» **Source text**:
These courses give students an opportunity to not only learn about Jewish history but get comfortable with having respectful arguments. One of Kopstein’s favorite aspects of Judaism is its embrace of argument as a form of teaching. The Talmud – one of the longest texts in existence – is millions of words in the form of arguments meant to educate.
“The thing I love about Jewish tradition is that you get to argue, even with God,” Kopstein says. “That’s a crucial part of our heritage, and students can only be enriched by engaging with it.”
This year, Daniella Farah, adjunct assistant professor of history and Jewish studies, will teach two additional courses: one on Jews in the modern Middle East and North Africa and another on minorities in modern Iran, including Jews. The Center for Jewish Studies plans to host a conference aligned with her research in the spring.
To further expand the research and academic offerings in Jewish studies, a matching gift from community leaders Susan and Henry Samueli will help fund two new endowed chairs in contemporary antisemitism and Israeli studies.
The Samuelis’ gift will also be instrumental in fostering greater connection between the Center for Jewish Studies and the broader community, including through K-12 education. In collaboration with the UCI History Project, the center is helping to develop a curriculum about the Holocaust that history and social science teachers across Orange County can use in their classrooms.
Engaging events
The Center for Jewish Studies has put together a dynamic slate of speakers representing a variety of disciplines and perspectives for the 2023-24 academic year.
On Oct. 12 at the UCI Libraries, Kopstein will be joined by Wolf Gruner, founding director of the USC Dornsife Center for Advanced Genocide Research and Shapell-Guerin Chair in Jewish Studies, to discuss the role ordinary people played during the Holocaust, both harming and helping their Jewish neighbors. The event kicks off the arrival of the U.S. Holocaust Memorial Museum’s touring exhibit “Some Were Neighbors,” to be displayed at Langson Library into November.

» **Task objective**:
Write out the Jewish studies passage from "These courses give" down to "in the spring.", word for word.

» **Raw data**:
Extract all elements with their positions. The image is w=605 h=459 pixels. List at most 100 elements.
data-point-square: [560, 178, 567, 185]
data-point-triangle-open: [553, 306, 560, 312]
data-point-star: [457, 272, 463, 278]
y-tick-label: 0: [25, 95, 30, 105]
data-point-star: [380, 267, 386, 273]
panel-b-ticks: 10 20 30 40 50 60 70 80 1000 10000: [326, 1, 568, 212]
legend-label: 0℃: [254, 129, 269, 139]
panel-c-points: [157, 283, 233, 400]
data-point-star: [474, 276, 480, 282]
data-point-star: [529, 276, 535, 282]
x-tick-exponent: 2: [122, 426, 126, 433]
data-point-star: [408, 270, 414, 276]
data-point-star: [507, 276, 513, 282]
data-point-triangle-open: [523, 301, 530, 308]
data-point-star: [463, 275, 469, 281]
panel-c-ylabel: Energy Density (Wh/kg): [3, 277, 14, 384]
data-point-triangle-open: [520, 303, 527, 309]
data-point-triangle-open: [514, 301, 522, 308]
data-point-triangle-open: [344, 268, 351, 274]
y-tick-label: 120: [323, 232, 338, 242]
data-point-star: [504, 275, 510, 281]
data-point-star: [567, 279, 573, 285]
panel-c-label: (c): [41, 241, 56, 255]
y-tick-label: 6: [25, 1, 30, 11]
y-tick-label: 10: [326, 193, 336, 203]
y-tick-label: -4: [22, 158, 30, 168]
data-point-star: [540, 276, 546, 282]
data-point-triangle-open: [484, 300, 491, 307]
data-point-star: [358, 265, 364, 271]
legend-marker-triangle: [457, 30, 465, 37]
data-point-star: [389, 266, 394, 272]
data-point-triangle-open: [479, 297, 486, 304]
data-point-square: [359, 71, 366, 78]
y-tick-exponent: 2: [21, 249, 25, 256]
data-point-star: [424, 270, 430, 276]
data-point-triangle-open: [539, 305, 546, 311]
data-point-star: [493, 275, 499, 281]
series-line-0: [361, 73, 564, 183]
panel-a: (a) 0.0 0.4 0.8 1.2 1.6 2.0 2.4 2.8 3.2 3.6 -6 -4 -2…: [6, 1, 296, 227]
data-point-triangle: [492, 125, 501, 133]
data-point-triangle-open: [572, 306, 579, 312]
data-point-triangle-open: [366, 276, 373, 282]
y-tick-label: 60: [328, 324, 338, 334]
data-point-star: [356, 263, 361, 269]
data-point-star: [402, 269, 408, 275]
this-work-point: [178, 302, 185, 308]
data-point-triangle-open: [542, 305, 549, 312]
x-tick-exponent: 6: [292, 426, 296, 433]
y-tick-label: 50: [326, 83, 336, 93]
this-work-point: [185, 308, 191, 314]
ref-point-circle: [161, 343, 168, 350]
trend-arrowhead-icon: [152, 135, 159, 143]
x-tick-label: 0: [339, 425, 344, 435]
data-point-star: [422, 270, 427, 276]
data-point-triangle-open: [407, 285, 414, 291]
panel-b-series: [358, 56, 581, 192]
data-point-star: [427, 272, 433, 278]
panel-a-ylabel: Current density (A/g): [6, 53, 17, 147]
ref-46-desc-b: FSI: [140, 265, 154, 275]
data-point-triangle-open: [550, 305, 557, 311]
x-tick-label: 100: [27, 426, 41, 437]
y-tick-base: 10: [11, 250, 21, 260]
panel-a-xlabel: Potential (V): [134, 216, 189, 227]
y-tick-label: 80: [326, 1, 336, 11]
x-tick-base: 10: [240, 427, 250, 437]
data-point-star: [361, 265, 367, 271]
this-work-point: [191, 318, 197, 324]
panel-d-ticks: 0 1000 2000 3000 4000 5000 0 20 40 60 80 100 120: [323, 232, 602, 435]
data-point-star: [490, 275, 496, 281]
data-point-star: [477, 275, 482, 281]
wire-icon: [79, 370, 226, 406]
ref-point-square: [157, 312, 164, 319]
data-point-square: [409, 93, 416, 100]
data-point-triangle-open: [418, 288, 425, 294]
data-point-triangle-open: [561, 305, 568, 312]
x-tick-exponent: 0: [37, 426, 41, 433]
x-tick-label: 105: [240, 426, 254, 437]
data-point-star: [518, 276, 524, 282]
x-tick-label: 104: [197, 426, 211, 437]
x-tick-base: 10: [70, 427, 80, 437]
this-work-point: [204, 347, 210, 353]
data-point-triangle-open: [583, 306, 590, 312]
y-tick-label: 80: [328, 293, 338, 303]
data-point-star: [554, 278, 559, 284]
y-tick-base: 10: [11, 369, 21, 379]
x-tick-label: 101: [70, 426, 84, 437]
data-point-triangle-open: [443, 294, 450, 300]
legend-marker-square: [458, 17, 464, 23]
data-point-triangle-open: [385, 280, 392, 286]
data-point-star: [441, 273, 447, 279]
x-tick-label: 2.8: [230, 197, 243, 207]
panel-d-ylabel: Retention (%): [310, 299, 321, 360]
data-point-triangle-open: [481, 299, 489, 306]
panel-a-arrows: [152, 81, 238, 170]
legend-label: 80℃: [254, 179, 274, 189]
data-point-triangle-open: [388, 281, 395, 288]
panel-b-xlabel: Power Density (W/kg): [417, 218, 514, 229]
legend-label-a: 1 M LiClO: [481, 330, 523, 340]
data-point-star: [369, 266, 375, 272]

» **Result**:
These courses give students an opportunity to not only learn about Jewish history but get comfortable with having respectful arguments. One of Kopstein’s favorite aspects of Judaism is its embrace of argument as a form of teaching. The Talmud – one of the longest texts in existence – is millions of words in the form of arguments meant to educate.
“The thing I love about Jewish tradition is that you get to argue, even with God,” Kopstein says. “That’s a crucial part of our heritage, and students can only be enriched by engaging with it.”
This year, Daniella Farah, adjunct assistant professor of history and Jewish studies, will teach two additional courses: one on Jews in the modern Middle East and North Africa and another on minorities in modern Iran, including Jews. The Center for Jewish Studies plans to host a conference aligned with her research in the spring.